── Material for the task

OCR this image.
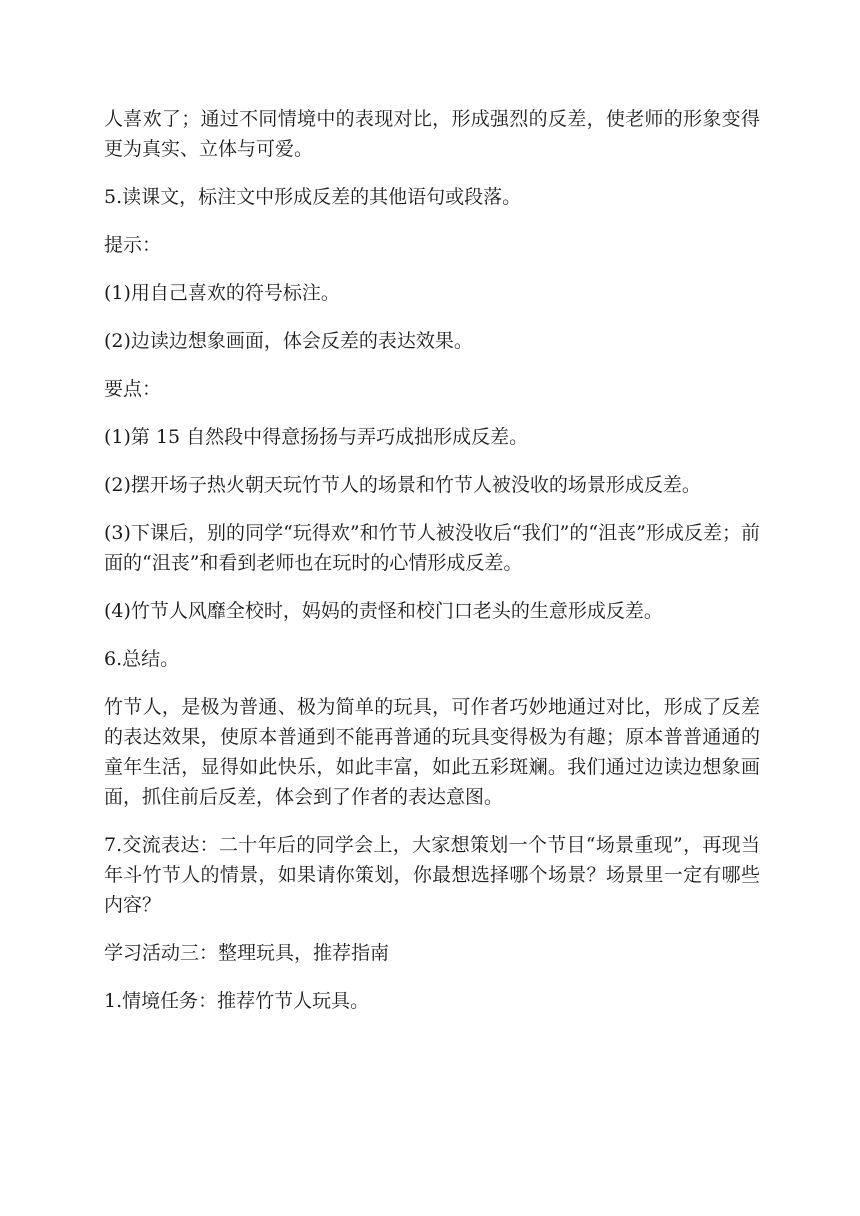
人喜欢了；通过不同情境中的表现对比，形成强烈的反差，使老师的形象变得更为真实、立体与可爱。

5.读课文，标注文中形成反差的其他语句或段落。

提示：

(1)用自己喜欢的符号标注。

(2)边读边想象画面，体会反差的表达效果。

要点：

(1)第 15 自然段中得意扬扬与弄巧成拙形成反差。

(2)摆开场子热火朝天玩竹节人的场景和竹节人被没收的场景形成反差。

(3)下课后，别的同学“玩得欢”和竹节人被没收后“我们”的“沮丧”形成反差；前面的“沮丧”和看到老师也在玩时的心情形成反差。

(4)竹节人风靡全校时，妈妈的责怪和校门口老头的生意形成反差。

6.总结。

竹节人，是极为普通、极为简单的玩具，可作者巧妙地通过对比，形成了反差的表达效果，使原本普通到不能再普通的玩具变得极为有趣；原本普普通通的童年生活，显得如此快乐，如此丰富，如此五彩斑斓。我们通过边读边想象画面，抓住前后反差，体会到了作者的表达意图。

7.交流表达：二十年后的同学会上，大家想策划一个节目“场景重现”，再现当年斗竹节人的情景，如果请你策划，你最想选择哪个场景？场景里一定有哪些内容？

学习活动三：整理玩具，推荐指南

1.情境任务：推荐竹节人玩具。
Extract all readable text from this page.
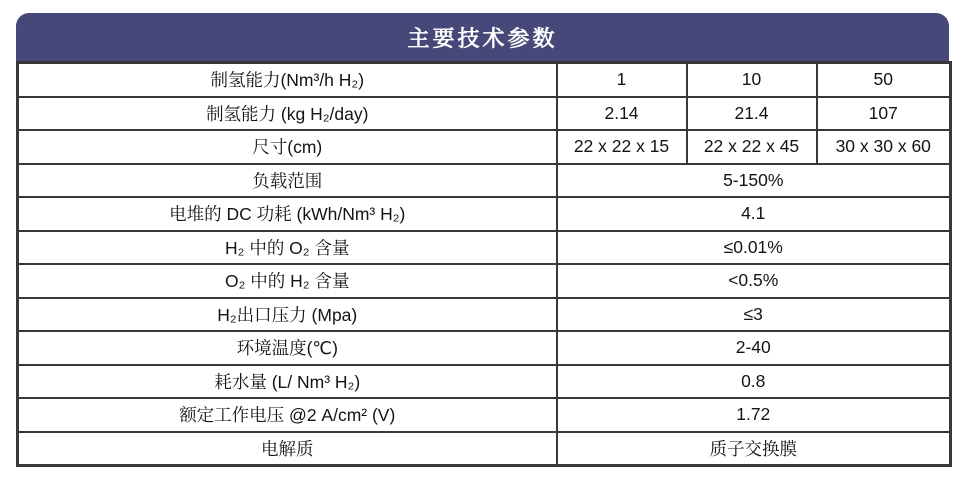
主要技术参数
制氢能力(Nm³/h H₂)	1	10	50
制氢能力 (kg H₂/day)	2.14	21.4	107
尺寸(cm)	22 x 22 x 15	22 x 22 x 45	30 x 30 x 60
负载范围	5-150%		
电堆的 DC 功耗 (kWh/Nm³ H₂)	4.1		
H₂ 中的 O₂ 含量	≤0.01%		
O₂ 中的 H₂ 含量	<0.5%		
H₂出口压力 (Mpa)	≤3		
环境温度(℃)	2-40		
耗水量 (L/ Nm³ H₂)	0.8		
额定工作电压 @2 A/cm² (V)	1.72		
电解质	质子交换膜		
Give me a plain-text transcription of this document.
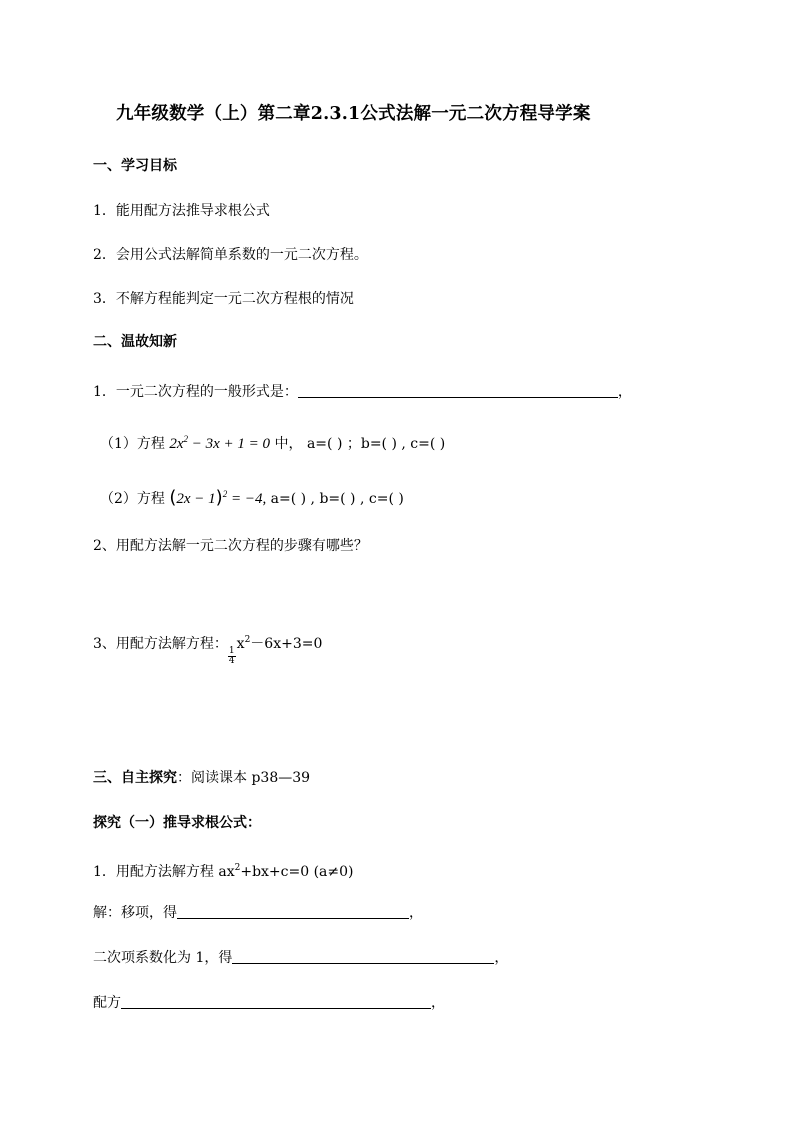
九年级数学（上）第二章2.3.1公式法解一元二次方程导学案
一、学习目标
1．能用配方法推导求根公式
2．会用公式法解简单系数的一元二次方程。
3．不解方程能判定一元二次方程根的情况
二、温故知新
1．一元二次方程的一般形式是：	，
（1）方程 $2x^2 - 3x + 1 = 0$ 中， a=( ) ；b=( ) , c=( )
（2）方程 $(2x - 1)^2 = -4$, a=( ) , b=( ) , c=( )
2、用配方法解一元二次方程的步骤有哪些？
3、用配方法解方程：
$\frac{1}{4}$
$x^2-6x+3=0$
三、自主探究：阅读课本 p38—39
探究（一）推导求根公式：
1．用配方法解方程 $ax^2+bx+c=0$ (a≠0)
解：移项，得	，
二次项系数化为 1，得	，
配方	，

────

What you should do |
Report the number of lines that contain "制氢能力", with no other words.

Task output |
2